Task directions: Reproduce the records below in full and without edits, omitting images.

Provided information:
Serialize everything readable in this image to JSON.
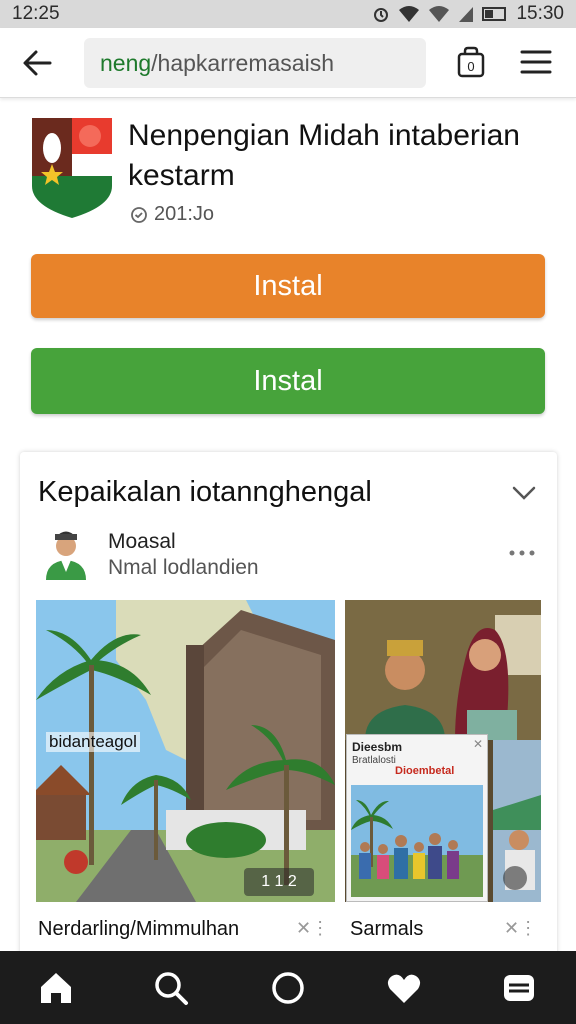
{
  "status_bar": {
    "time": "12:25",
    "clock": "15:30"
  },
  "url_bar": {
    "domain": "neng",
    "path": "/hapkarremasaish",
    "tab_count": "0"
  },
  "app": {
    "title": "Nenpengian Midah intaberian kestarm",
    "meta": "201:Jo",
    "colors": {
      "orange": "#e8832a",
      "green": "#47a33b"
    }
  },
  "buttons": {
    "install_primary": "Instal",
    "install_secondary": "Instal"
  },
  "feed": {
    "title": "Kepaikalan iotannghengal",
    "author": {
      "name": "Moasal",
      "subtitle": "Nmal lodlandien"
    },
    "left_post": {
      "caption": "bidanteagol",
      "badge": "1 1 2",
      "label": "Nerdarling/Mimmulhan"
    },
    "right_post": {
      "card_title": "Dieesbm",
      "card_sub": "Bratlalosti",
      "card_red": "Dioembetal",
      "label": "Sarmals"
    }
  },
  "nav": [
    "home-icon",
    "search-icon",
    "circle-icon",
    "heart-icon",
    "menu-box-icon"
  ]
}
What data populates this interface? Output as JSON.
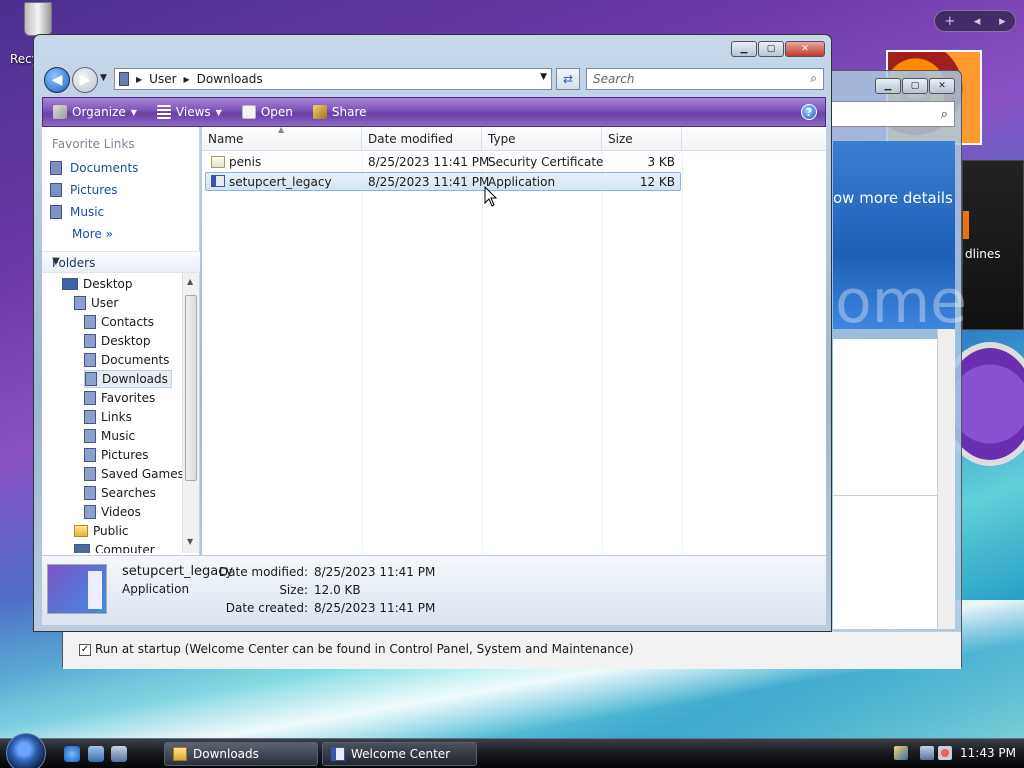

Response:
Serialize everything readable in this image to JSON.
{
  "status_bar": {
    "time": "12:25",
    "clock": "15:30"
  },
  "url_bar": {
    "domain": "neng",
    "path": "/hapkarremasaish",
    "tab_count": "0"
  },
  "app": {
    "title": "Nenpengian Midah intaberian kestarm",
    "meta": "201:Jo",
    "colors": {
      "orange": "#e8832a",
      "green": "#47a33b"
    }
  },
  "buttons": {
    "install_primary": "Instal",
    "install_secondary": "Instal"
  },
  "feed": {
    "title": "Kepaikalan iotannghengal",
    "author": {
      "name": "Moasal",
      "subtitle": "Nmal lodlandien"
    },
    "left_post": {
      "caption": "bidanteagol",
      "badge": "1 1 2",
      "label": "Nerdarling/Mimmulhan"
    },
    "right_post": {
      "card_title": "Dieesbm",
      "card_sub": "Bratlalosti",
      "card_red": "Dioembetal",
      "label": "Sarmals"
    }
  },
  "nav": [
    "home-icon",
    "search-icon",
    "circle-icon",
    "heart-icon",
    "menu-box-icon"
  ]
}
What data populates this interface? Output as JSON.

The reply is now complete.